▶ **Work instructions**
Below is a block of records; repeat each one exactly.

[Stored data]
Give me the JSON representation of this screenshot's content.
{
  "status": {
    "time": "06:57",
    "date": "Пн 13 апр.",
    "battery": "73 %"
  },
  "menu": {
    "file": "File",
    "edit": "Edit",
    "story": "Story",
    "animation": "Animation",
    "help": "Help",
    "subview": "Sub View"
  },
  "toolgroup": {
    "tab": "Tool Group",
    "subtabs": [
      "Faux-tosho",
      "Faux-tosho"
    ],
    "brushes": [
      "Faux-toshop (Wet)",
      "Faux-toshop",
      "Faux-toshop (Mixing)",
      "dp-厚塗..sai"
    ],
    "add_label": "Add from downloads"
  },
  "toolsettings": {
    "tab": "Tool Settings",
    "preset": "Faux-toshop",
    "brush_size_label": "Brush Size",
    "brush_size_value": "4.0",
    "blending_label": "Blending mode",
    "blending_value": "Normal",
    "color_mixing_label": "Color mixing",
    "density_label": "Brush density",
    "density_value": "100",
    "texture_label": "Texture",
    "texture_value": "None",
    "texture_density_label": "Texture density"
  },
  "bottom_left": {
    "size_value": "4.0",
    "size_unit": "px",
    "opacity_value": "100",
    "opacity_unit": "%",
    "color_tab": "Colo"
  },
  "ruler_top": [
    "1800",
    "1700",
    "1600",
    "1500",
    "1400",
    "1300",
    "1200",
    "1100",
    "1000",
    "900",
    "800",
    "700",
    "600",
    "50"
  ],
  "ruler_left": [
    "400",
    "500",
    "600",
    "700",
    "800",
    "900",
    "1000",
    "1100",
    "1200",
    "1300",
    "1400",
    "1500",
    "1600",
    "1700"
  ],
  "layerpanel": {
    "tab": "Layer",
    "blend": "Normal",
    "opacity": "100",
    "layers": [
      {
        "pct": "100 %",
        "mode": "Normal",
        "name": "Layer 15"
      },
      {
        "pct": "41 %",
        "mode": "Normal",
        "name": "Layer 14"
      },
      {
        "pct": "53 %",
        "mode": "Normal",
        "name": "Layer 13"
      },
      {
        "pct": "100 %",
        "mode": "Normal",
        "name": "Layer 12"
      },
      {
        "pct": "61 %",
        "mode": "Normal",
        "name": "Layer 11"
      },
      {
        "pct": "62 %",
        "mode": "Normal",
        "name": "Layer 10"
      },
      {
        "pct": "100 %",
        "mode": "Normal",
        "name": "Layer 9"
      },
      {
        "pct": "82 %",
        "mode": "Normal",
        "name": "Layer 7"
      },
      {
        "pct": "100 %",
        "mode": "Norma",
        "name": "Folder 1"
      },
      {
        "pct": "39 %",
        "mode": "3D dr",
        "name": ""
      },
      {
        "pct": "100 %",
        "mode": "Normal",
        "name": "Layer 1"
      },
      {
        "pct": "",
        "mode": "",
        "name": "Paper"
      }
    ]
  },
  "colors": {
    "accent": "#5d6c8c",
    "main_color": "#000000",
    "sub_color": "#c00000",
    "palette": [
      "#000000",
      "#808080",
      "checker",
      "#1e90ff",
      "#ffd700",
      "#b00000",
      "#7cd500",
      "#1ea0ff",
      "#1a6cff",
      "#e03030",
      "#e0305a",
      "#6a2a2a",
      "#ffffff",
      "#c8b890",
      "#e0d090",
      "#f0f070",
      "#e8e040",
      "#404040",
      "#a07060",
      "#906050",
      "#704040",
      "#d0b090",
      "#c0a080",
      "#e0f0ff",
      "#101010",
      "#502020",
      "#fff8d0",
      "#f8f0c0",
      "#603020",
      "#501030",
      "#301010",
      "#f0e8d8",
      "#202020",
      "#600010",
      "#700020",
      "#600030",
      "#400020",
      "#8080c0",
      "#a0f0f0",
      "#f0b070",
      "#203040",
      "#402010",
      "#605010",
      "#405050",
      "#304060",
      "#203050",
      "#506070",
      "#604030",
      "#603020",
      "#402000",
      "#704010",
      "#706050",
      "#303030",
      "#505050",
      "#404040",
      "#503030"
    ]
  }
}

▶ **Right answer**
Give me the JSON representation of this screenshot's content.
{
  "status": {
    "time": "06:57",
    "date": "Пн 13 апр.",
    "battery": "73 %"
  },
  "menu": {
    "file": "File",
    "edit": "Edit",
    "story": "Story",
    "animation": "Animation",
    "help": "Help",
    "subview": "Sub View"
  },
  "toolgroup": {
    "tab": "Tool Group",
    "subtabs": [
      "Faux-tosho",
      "Faux-tosho"
    ],
    "brushes": [
      "Faux-toshop (Wet)",
      "Faux-toshop",
      "Faux-toshop (Mixing)",
      "dp-厚塗..sai"
    ],
    "add_label": "Add from downloads"
  },
  "toolsettings": {
    "tab": "Tool Settings",
    "preset": "Faux-toshop",
    "brush_size_label": "Brush Size",
    "brush_size_value": "4.0",
    "blending_label": "Blending mode",
    "blending_value": "Normal",
    "color_mixing_label": "Color mixing",
    "density_label": "Brush density",
    "density_value": "100",
    "texture_label": "Texture",
    "texture_value": "None",
    "texture_density_label": "Texture density"
  },
  "bottom_left": {
    "size_value": "4.0",
    "size_unit": "px",
    "opacity_value": "100",
    "opacity_unit": "%",
    "color_tab": "Colo"
  },
  "ruler_top": [
    "1800",
    "1700",
    "1600",
    "1500",
    "1400",
    "1300",
    "1200",
    "1100",
    "1000",
    "900",
    "800",
    "700",
    "600",
    "50"
  ],
  "ruler_left": [
    "400",
    "500",
    "600",
    "700",
    "800",
    "900",
    "1000",
    "1100",
    "1200",
    "1300",
    "1400",
    "1500",
    "1600",
    "1700"
  ],
  "layerpanel": {
    "tab": "Layer",
    "blend": "Normal",
    "opacity": "100",
    "layers": [
      {
        "pct": "100 %",
        "mode": "Normal",
        "name": "Layer 15"
      },
      {
        "pct": "41 %",
        "mode": "Normal",
        "name": "Layer 14"
      },
      {
        "pct": "53 %",
        "mode": "Normal",
        "name": "Layer 13"
      },
      {
        "pct": "100 %",
        "mode": "Normal",
        "name": "Layer 12"
      },
      {
        "pct": "61 %",
        "mode": "Normal",
        "name": "Layer 11"
      },
      {
        "pct": "62 %",
        "mode": "Normal",
        "name": "Layer 10"
      },
      {
        "pct": "100 %",
        "mode": "Normal",
        "name": "Layer 9"
      },
      {
        "pct": "82 %",
        "mode": "Normal",
        "name": "Layer 7"
      },
      {
        "pct": "100 %",
        "mode": "Norma",
        "name": "Folder 1"
      },
      {
        "pct": "39 %",
        "mode": "3D dr",
        "name": ""
      },
      {
        "pct": "100 %",
        "mode": "Normal",
        "name": "Layer 1"
      },
      {
        "pct": "",
        "mode": "",
        "name": "Paper"
      }
    ]
  },
  "colors": {
    "accent": "#5d6c8c",
    "main_color": "#000000",
    "sub_color": "#c00000",
    "palette": [
      "#000000",
      "#808080",
      "checker",
      "#1e90ff",
      "#ffd700",
      "#b00000",
      "#7cd500",
      "#1ea0ff",
      "#1a6cff",
      "#e03030",
      "#e0305a",
      "#6a2a2a",
      "#ffffff",
      "#c8b890",
      "#e0d090",
      "#f0f070",
      "#e8e040",
      "#404040",
      "#a07060",
      "#906050",
      "#704040",
      "#d0b090",
      "#c0a080",
      "#e0f0ff",
      "#101010",
      "#502020",
      "#fff8d0",
      "#f8f0c0",
      "#603020",
      "#501030",
      "#301010",
      "#f0e8d8",
      "#202020",
      "#600010",
      "#700020",
      "#600030",
      "#400020",
      "#8080c0",
      "#a0f0f0",
      "#f0b070",
      "#203040",
      "#402010",
      "#605010",
      "#405050",
      "#304060",
      "#203050",
      "#506070",
      "#604030",
      "#603020",
      "#402000",
      "#704010",
      "#706050",
      "#303030",
      "#505050",
      "#404040",
      "#503030"
    ]
  }
}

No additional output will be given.